(Entries with figure data)
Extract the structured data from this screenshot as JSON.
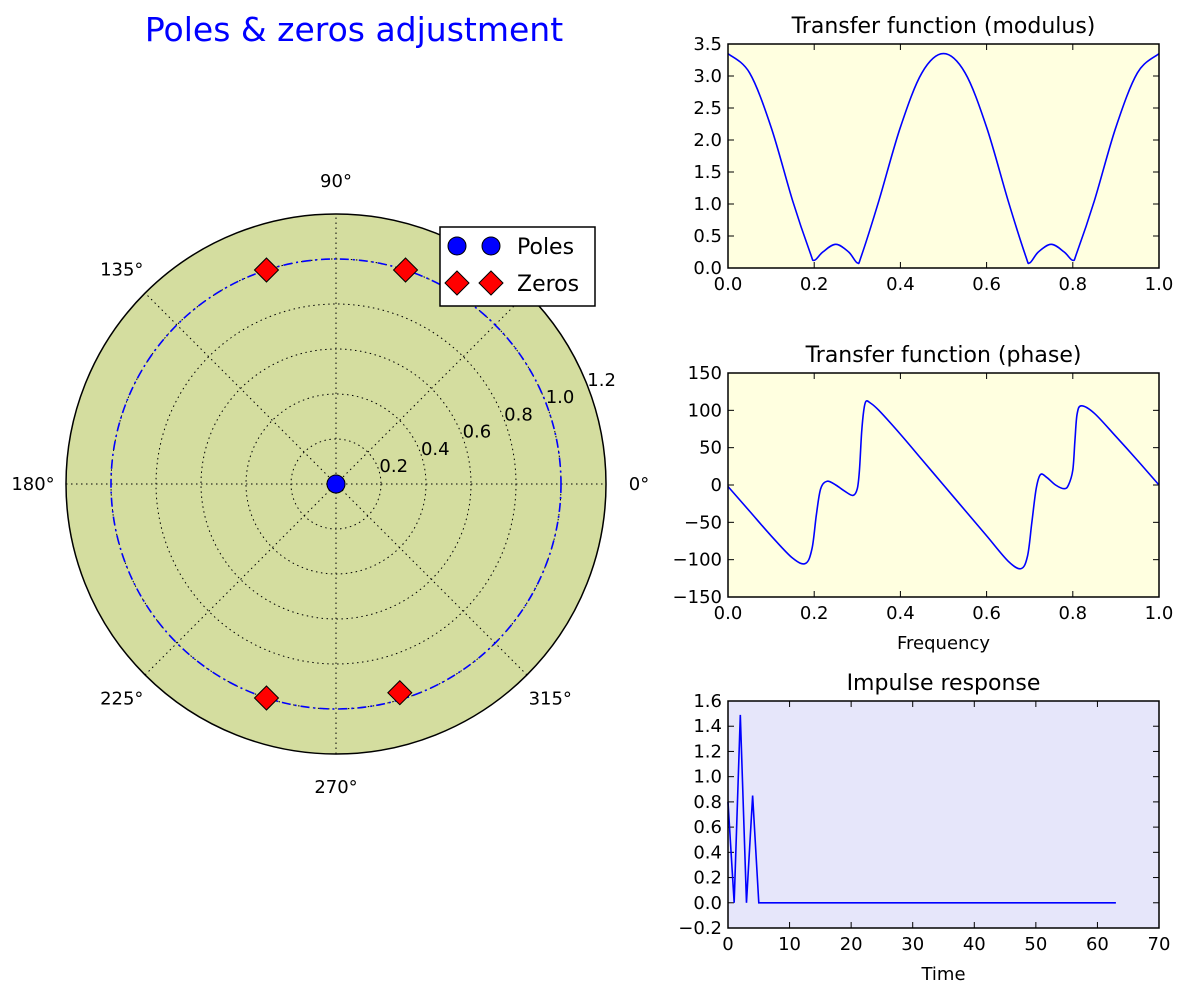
{
  "figure_title": "Poles & zeros adjustment",
  "chart_data": [
    {
      "type": "polar",
      "name": "pole-zero",
      "angle_ticks": [
        "0°",
        "90°",
        "135°",
        "180°",
        "225°",
        "270°",
        "315°"
      ],
      "radial_ticks": [
        "0.2",
        "0.4",
        "0.6",
        "0.8",
        "1.0",
        "1.2"
      ],
      "radial_tick_values": [
        0.2,
        0.4,
        0.6,
        0.8,
        1.0,
        1.2
      ],
      "rmax": 1.2,
      "unit_circle_radius": 1.0,
      "grid": true,
      "legend": {
        "position": "top-right",
        "entries": [
          {
            "label": "Poles",
            "marker": "circle",
            "color": "#0000ff"
          },
          {
            "label": "Zeros",
            "marker": "diamond",
            "color": "#ff0000"
          }
        ]
      },
      "poles": [
        {
          "r": 0.0,
          "theta_deg": 0
        }
      ],
      "zeros": [
        {
          "r": 1.0,
          "theta_deg": 72
        },
        {
          "r": 1.0,
          "theta_deg": 108
        },
        {
          "r": 1.0,
          "theta_deg": 252
        },
        {
          "r": 0.97,
          "theta_deg": 287
        }
      ],
      "colors": {
        "background": "#d4dd9f",
        "unit_circle": "#0000ff"
      }
    },
    {
      "type": "line",
      "name": "modulus",
      "title": "Transfer function (modulus)",
      "xlabel": "",
      "ylabel": "",
      "xlim": [
        0.0,
        1.0
      ],
      "ylim": [
        0.0,
        3.5
      ],
      "xticks": [
        "0.0",
        "0.2",
        "0.4",
        "0.6",
        "0.8",
        "1.0"
      ],
      "yticks": [
        "0.0",
        "0.5",
        "1.0",
        "1.5",
        "2.0",
        "2.5",
        "3.0",
        "3.5"
      ],
      "colors": {
        "background": "#ffffe0",
        "line": "#0000ff"
      },
      "x": [
        0.0,
        0.05,
        0.1,
        0.15,
        0.19,
        0.2,
        0.22,
        0.25,
        0.28,
        0.3,
        0.31,
        0.35,
        0.4,
        0.45,
        0.5,
        0.55,
        0.6,
        0.65,
        0.69,
        0.7,
        0.72,
        0.75,
        0.78,
        0.8,
        0.81,
        0.85,
        0.9,
        0.95,
        1.0
      ],
      "y": [
        3.35,
        3.05,
        2.2,
        1.05,
        0.25,
        0.12,
        0.25,
        0.37,
        0.25,
        0.08,
        0.2,
        1.05,
        2.2,
        3.05,
        3.35,
        3.05,
        2.2,
        1.05,
        0.2,
        0.08,
        0.25,
        0.37,
        0.25,
        0.12,
        0.25,
        1.05,
        2.2,
        3.05,
        3.35
      ]
    },
    {
      "type": "line",
      "name": "phase",
      "title": "Transfer function (phase)",
      "xlabel": "Frequency",
      "ylabel": "",
      "xlim": [
        0.0,
        1.0
      ],
      "ylim": [
        -150,
        150
      ],
      "xticks": [
        "0.0",
        "0.2",
        "0.4",
        "0.6",
        "0.8",
        "1.0"
      ],
      "yticks": [
        "−150",
        "−100",
        "−50",
        "0",
        "50",
        "100",
        "150"
      ],
      "colors": {
        "background": "#ffffe0",
        "line": "#0000ff"
      },
      "x": [
        0.0,
        0.05,
        0.1,
        0.15,
        0.18,
        0.195,
        0.205,
        0.215,
        0.23,
        0.25,
        0.27,
        0.29,
        0.3,
        0.305,
        0.31,
        0.315,
        0.32,
        0.33,
        0.35,
        0.4,
        0.45,
        0.5,
        0.55,
        0.6,
        0.65,
        0.68,
        0.695,
        0.705,
        0.715,
        0.725,
        0.74,
        0.76,
        0.78,
        0.79,
        0.8,
        0.805,
        0.81,
        0.82,
        0.85,
        0.9,
        0.95,
        1.0
      ],
      "y": [
        -2,
        -35,
        -68,
        -98,
        -105,
        -85,
        -40,
        -5,
        5,
        0,
        -8,
        -14,
        -5,
        20,
        70,
        100,
        112,
        110,
        100,
        68,
        34,
        0,
        -34,
        -68,
        -102,
        -112,
        -95,
        -50,
        -5,
        14,
        10,
        0,
        -5,
        0,
        20,
        60,
        95,
        106,
        96,
        65,
        33,
        0
      ]
    },
    {
      "type": "line",
      "name": "impulse",
      "title": "Impulse response",
      "xlabel": "Time",
      "ylabel": "",
      "xlim": [
        0,
        70
      ],
      "ylim": [
        -0.2,
        1.6
      ],
      "xticks": [
        "0",
        "10",
        "20",
        "30",
        "40",
        "50",
        "60",
        "70"
      ],
      "yticks": [
        "−0.2",
        "0.0",
        "0.2",
        "0.4",
        "0.6",
        "0.8",
        "1.0",
        "1.2",
        "1.4",
        "1.6"
      ],
      "colors": {
        "background": "#e6e6fa",
        "line": "#0000ff"
      },
      "x": [
        0,
        1,
        2,
        3,
        4,
        5,
        6,
        63
      ],
      "y": [
        0.8,
        0.0,
        1.49,
        0.0,
        0.85,
        0.0,
        0.0,
        0.0
      ]
    }
  ]
}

**Exercise details**:
Leave the pictures out, and transcribe each of the records exactly.

**Result for this task**:
Extract the structured data from this screenshot as JSON.
{
  "figure_title": "Poles & zeros adjustment",
  "chart_data": [
    {
      "type": "polar",
      "name": "pole-zero",
      "angle_ticks": [
        "0°",
        "90°",
        "135°",
        "180°",
        "225°",
        "270°",
        "315°"
      ],
      "radial_ticks": [
        "0.2",
        "0.4",
        "0.6",
        "0.8",
        "1.0",
        "1.2"
      ],
      "radial_tick_values": [
        0.2,
        0.4,
        0.6,
        0.8,
        1.0,
        1.2
      ],
      "rmax": 1.2,
      "unit_circle_radius": 1.0,
      "grid": true,
      "legend": {
        "position": "top-right",
        "entries": [
          {
            "label": "Poles",
            "marker": "circle",
            "color": "#0000ff"
          },
          {
            "label": "Zeros",
            "marker": "diamond",
            "color": "#ff0000"
          }
        ]
      },
      "poles": [
        {
          "r": 0.0,
          "theta_deg": 0
        }
      ],
      "zeros": [
        {
          "r": 1.0,
          "theta_deg": 72
        },
        {
          "r": 1.0,
          "theta_deg": 108
        },
        {
          "r": 1.0,
          "theta_deg": 252
        },
        {
          "r": 0.97,
          "theta_deg": 287
        }
      ],
      "colors": {
        "background": "#d4dd9f",
        "unit_circle": "#0000ff"
      }
    },
    {
      "type": "line",
      "name": "modulus",
      "title": "Transfer function (modulus)",
      "xlabel": "",
      "ylabel": "",
      "xlim": [
        0.0,
        1.0
      ],
      "ylim": [
        0.0,
        3.5
      ],
      "xticks": [
        "0.0",
        "0.2",
        "0.4",
        "0.6",
        "0.8",
        "1.0"
      ],
      "yticks": [
        "0.0",
        "0.5",
        "1.0",
        "1.5",
        "2.0",
        "2.5",
        "3.0",
        "3.5"
      ],
      "colors": {
        "background": "#ffffe0",
        "line": "#0000ff"
      },
      "x": [
        0.0,
        0.05,
        0.1,
        0.15,
        0.19,
        0.2,
        0.22,
        0.25,
        0.28,
        0.3,
        0.31,
        0.35,
        0.4,
        0.45,
        0.5,
        0.55,
        0.6,
        0.65,
        0.69,
        0.7,
        0.72,
        0.75,
        0.78,
        0.8,
        0.81,
        0.85,
        0.9,
        0.95,
        1.0
      ],
      "y": [
        3.35,
        3.05,
        2.2,
        1.05,
        0.25,
        0.12,
        0.25,
        0.37,
        0.25,
        0.08,
        0.2,
        1.05,
        2.2,
        3.05,
        3.35,
        3.05,
        2.2,
        1.05,
        0.2,
        0.08,
        0.25,
        0.37,
        0.25,
        0.12,
        0.25,
        1.05,
        2.2,
        3.05,
        3.35
      ]
    },
    {
      "type": "line",
      "name": "phase",
      "title": "Transfer function (phase)",
      "xlabel": "Frequency",
      "ylabel": "",
      "xlim": [
        0.0,
        1.0
      ],
      "ylim": [
        -150,
        150
      ],
      "xticks": [
        "0.0",
        "0.2",
        "0.4",
        "0.6",
        "0.8",
        "1.0"
      ],
      "yticks": [
        "−150",
        "−100",
        "−50",
        "0",
        "50",
        "100",
        "150"
      ],
      "colors": {
        "background": "#ffffe0",
        "line": "#0000ff"
      },
      "x": [
        0.0,
        0.05,
        0.1,
        0.15,
        0.18,
        0.195,
        0.205,
        0.215,
        0.23,
        0.25,
        0.27,
        0.29,
        0.3,
        0.305,
        0.31,
        0.315,
        0.32,
        0.33,
        0.35,
        0.4,
        0.45,
        0.5,
        0.55,
        0.6,
        0.65,
        0.68,
        0.695,
        0.705,
        0.715,
        0.725,
        0.74,
        0.76,
        0.78,
        0.79,
        0.8,
        0.805,
        0.81,
        0.82,
        0.85,
        0.9,
        0.95,
        1.0
      ],
      "y": [
        -2,
        -35,
        -68,
        -98,
        -105,
        -85,
        -40,
        -5,
        5,
        0,
        -8,
        -14,
        -5,
        20,
        70,
        100,
        112,
        110,
        100,
        68,
        34,
        0,
        -34,
        -68,
        -102,
        -112,
        -95,
        -50,
        -5,
        14,
        10,
        0,
        -5,
        0,
        20,
        60,
        95,
        106,
        96,
        65,
        33,
        0
      ]
    },
    {
      "type": "line",
      "name": "impulse",
      "title": "Impulse response",
      "xlabel": "Time",
      "ylabel": "",
      "xlim": [
        0,
        70
      ],
      "ylim": [
        -0.2,
        1.6
      ],
      "xticks": [
        "0",
        "10",
        "20",
        "30",
        "40",
        "50",
        "60",
        "70"
      ],
      "yticks": [
        "−0.2",
        "0.0",
        "0.2",
        "0.4",
        "0.6",
        "0.8",
        "1.0",
        "1.2",
        "1.4",
        "1.6"
      ],
      "colors": {
        "background": "#e6e6fa",
        "line": "#0000ff"
      },
      "x": [
        0,
        1,
        2,
        3,
        4,
        5,
        6,
        63
      ],
      "y": [
        0.8,
        0.0,
        1.49,
        0.0,
        0.85,
        0.0,
        0.0,
        0.0
      ]
    }
  ]
}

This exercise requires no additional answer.